[Dataset items]
********************

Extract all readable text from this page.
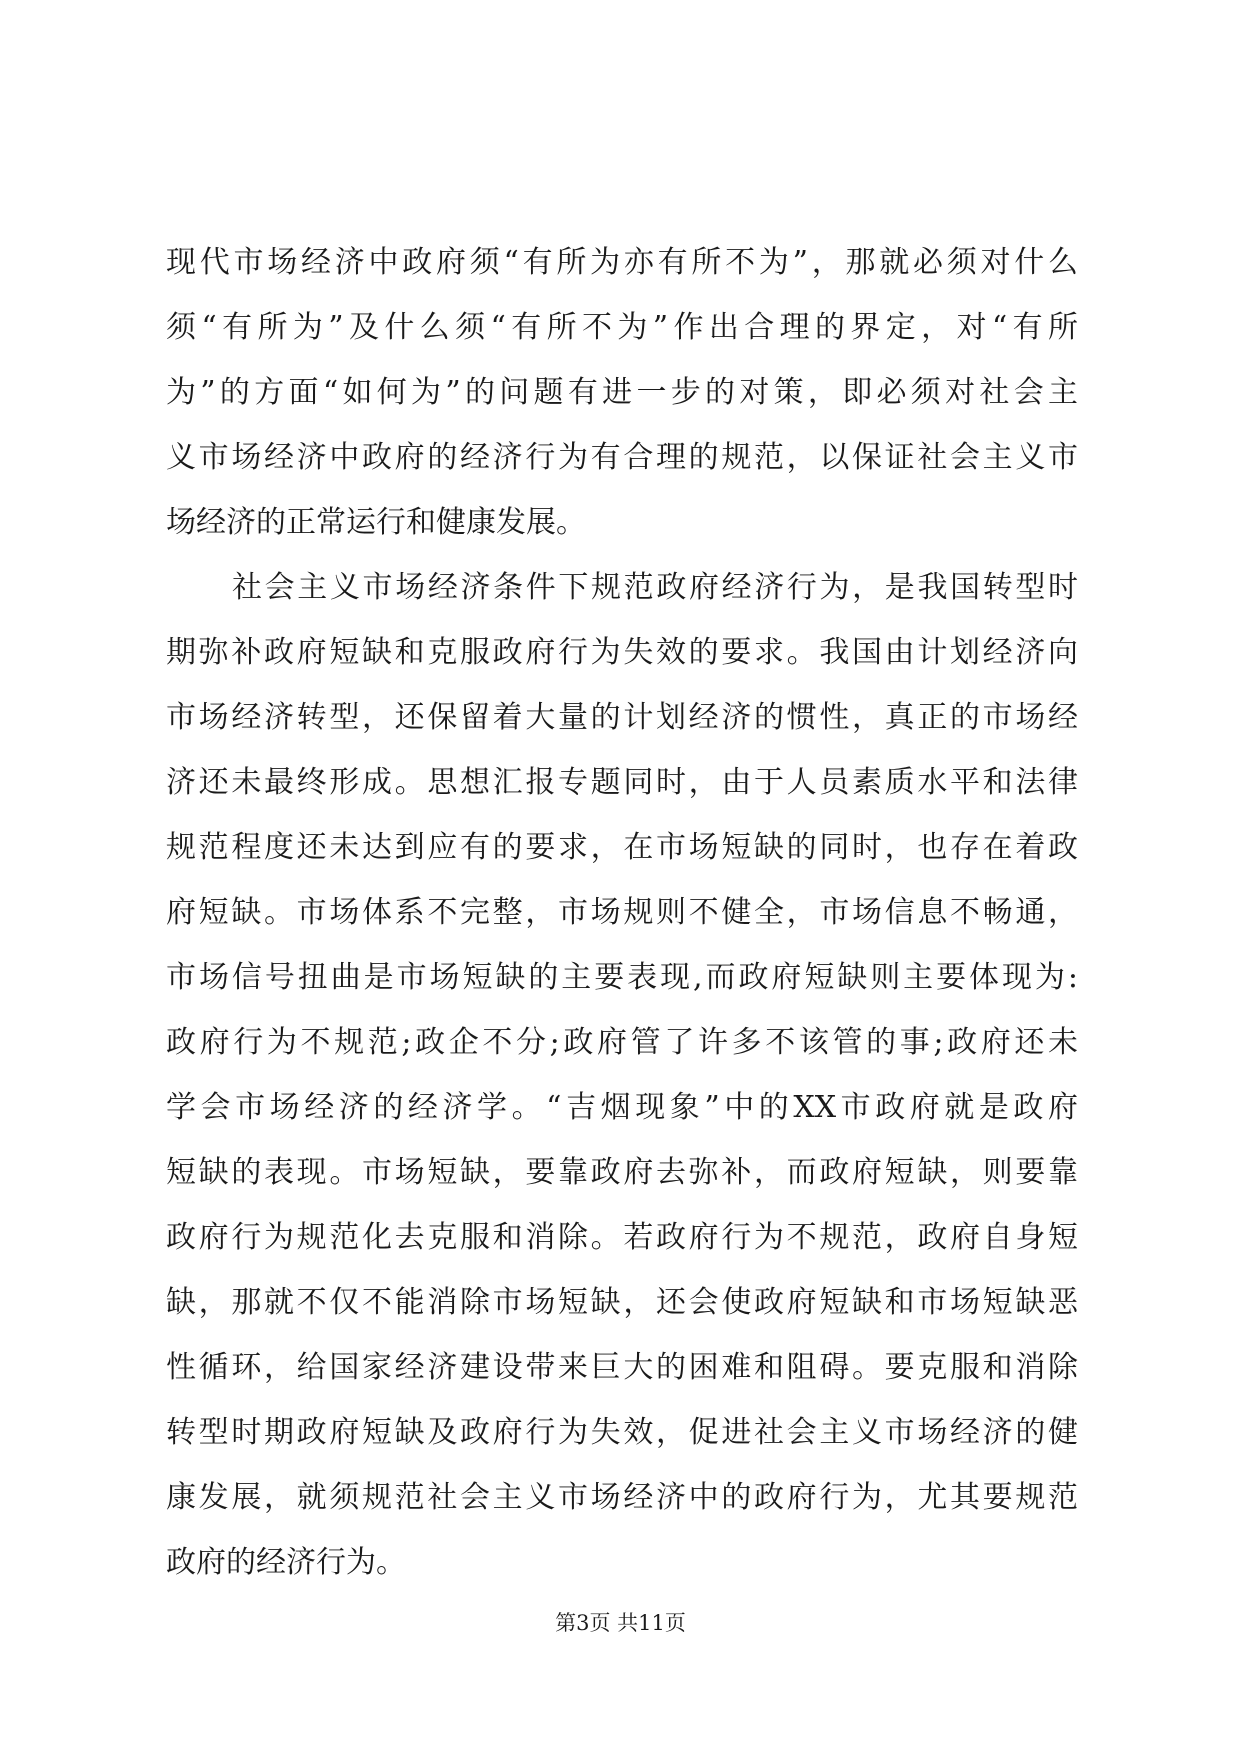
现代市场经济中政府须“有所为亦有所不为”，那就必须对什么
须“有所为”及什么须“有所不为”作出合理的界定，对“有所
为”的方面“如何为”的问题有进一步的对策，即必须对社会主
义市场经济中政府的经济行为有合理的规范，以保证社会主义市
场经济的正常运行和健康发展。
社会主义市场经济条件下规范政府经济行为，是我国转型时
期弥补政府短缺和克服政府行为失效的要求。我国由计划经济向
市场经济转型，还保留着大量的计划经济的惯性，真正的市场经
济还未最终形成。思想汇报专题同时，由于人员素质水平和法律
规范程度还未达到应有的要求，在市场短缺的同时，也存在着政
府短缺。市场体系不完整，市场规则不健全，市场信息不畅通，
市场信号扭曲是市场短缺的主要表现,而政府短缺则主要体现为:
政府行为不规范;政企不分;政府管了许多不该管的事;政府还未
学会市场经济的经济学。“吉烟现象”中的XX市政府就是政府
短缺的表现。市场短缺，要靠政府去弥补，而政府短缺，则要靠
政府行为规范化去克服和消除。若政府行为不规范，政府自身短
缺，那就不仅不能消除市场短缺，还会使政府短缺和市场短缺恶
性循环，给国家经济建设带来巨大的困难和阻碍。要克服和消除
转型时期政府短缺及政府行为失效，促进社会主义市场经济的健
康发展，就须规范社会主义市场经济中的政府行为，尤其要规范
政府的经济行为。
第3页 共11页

********************

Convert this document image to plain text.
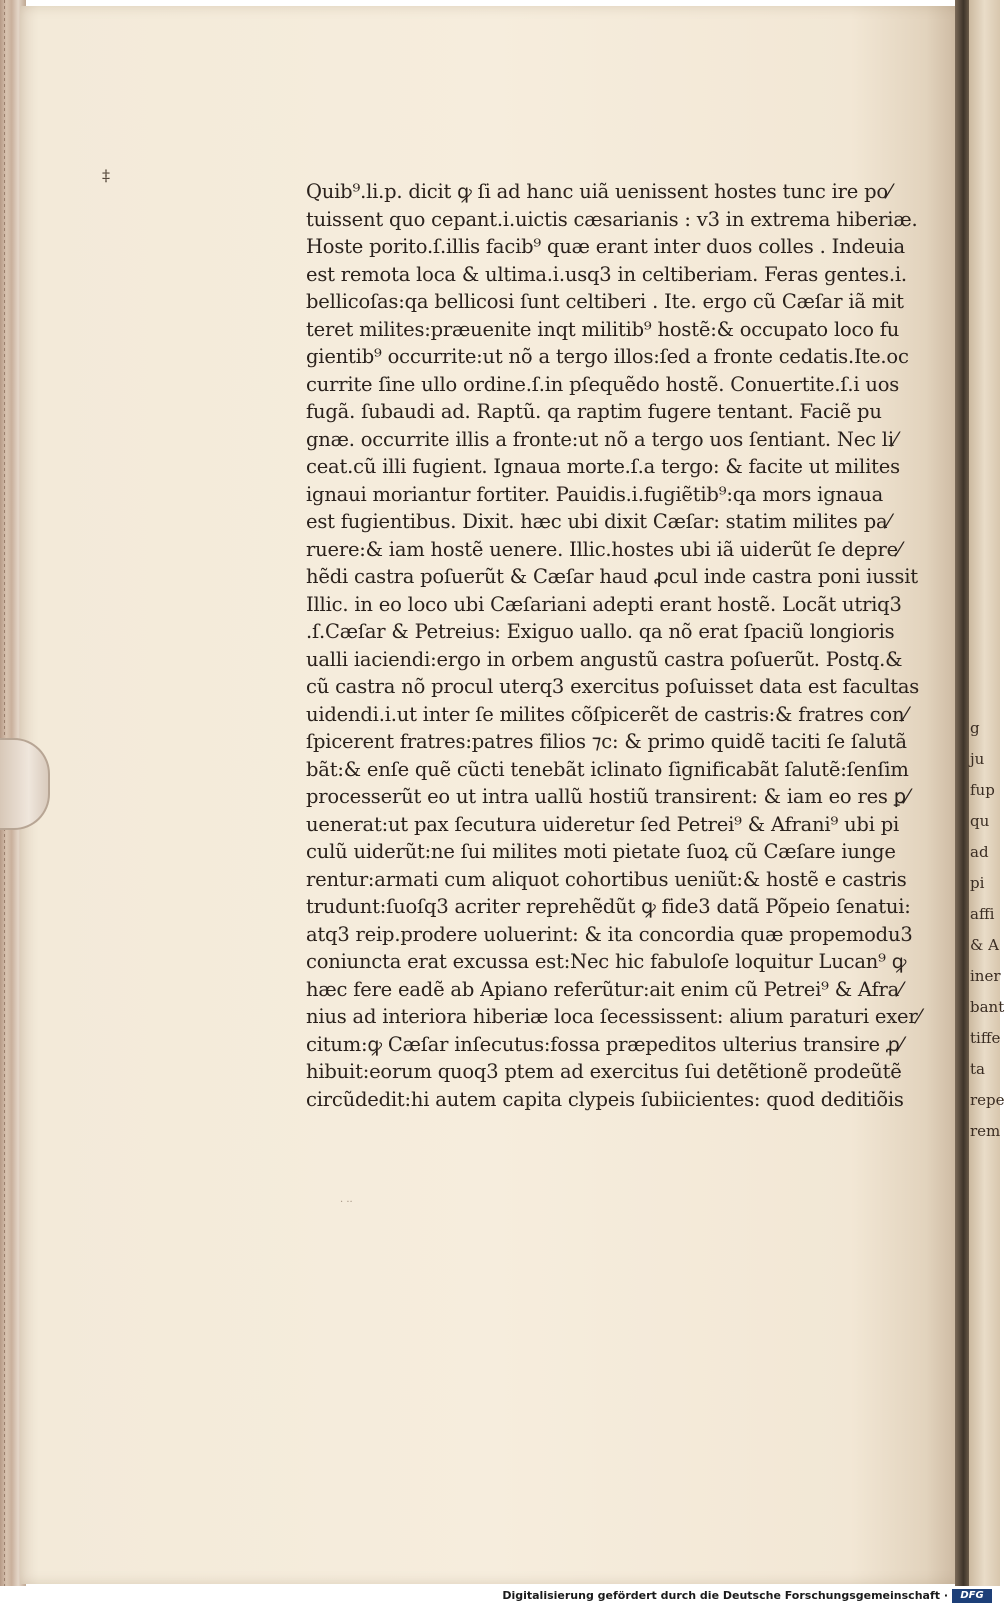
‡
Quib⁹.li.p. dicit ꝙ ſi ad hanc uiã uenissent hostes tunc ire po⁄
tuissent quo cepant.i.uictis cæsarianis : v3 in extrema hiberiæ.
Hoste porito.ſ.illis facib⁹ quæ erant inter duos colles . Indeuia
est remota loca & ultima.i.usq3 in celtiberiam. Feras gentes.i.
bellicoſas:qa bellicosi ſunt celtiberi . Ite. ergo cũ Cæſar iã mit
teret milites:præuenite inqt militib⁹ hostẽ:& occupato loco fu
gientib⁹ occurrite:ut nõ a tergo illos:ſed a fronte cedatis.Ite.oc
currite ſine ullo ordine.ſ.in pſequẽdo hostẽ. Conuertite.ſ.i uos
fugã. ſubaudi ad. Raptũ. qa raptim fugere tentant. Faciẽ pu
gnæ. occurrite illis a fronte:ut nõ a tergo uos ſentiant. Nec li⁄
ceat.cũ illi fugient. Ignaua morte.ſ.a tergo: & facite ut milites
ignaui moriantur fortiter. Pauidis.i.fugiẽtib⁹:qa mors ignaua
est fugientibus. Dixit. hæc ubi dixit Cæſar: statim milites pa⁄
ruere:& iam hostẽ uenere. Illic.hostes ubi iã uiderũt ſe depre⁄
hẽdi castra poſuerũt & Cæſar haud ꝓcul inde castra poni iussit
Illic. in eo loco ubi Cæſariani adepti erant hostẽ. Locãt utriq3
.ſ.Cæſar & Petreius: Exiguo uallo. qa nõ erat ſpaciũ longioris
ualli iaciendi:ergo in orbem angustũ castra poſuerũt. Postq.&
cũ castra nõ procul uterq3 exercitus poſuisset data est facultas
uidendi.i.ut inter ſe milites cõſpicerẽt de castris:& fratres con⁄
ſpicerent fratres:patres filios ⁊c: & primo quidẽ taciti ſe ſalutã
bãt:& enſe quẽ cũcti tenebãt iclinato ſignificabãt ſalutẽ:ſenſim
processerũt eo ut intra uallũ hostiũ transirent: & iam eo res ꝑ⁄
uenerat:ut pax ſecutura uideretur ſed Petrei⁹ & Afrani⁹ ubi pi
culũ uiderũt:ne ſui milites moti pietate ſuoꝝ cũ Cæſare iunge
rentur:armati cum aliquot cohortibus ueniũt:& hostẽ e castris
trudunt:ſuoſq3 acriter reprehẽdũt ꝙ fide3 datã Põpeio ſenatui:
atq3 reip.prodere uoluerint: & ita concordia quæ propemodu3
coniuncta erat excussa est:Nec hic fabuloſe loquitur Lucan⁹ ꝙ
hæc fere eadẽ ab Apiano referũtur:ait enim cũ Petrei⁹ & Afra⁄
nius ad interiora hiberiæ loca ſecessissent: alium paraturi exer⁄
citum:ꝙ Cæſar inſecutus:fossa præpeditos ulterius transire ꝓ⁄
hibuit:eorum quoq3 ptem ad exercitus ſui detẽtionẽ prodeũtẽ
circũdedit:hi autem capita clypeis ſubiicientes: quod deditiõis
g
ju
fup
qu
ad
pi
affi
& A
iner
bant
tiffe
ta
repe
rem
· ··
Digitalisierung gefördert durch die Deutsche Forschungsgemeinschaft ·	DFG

********************

◆ GIVEN REQUEST
For the listing above, identify each line bearing "hiberiæ".

◆ RESPONSE TO THIS TASK
tuissent quo cepant.i.uictis cæsarianis : v3 in extrema hiberiæ.
nius ad interiora hiberiæ loca ſecessissent: alium paraturi exer⁄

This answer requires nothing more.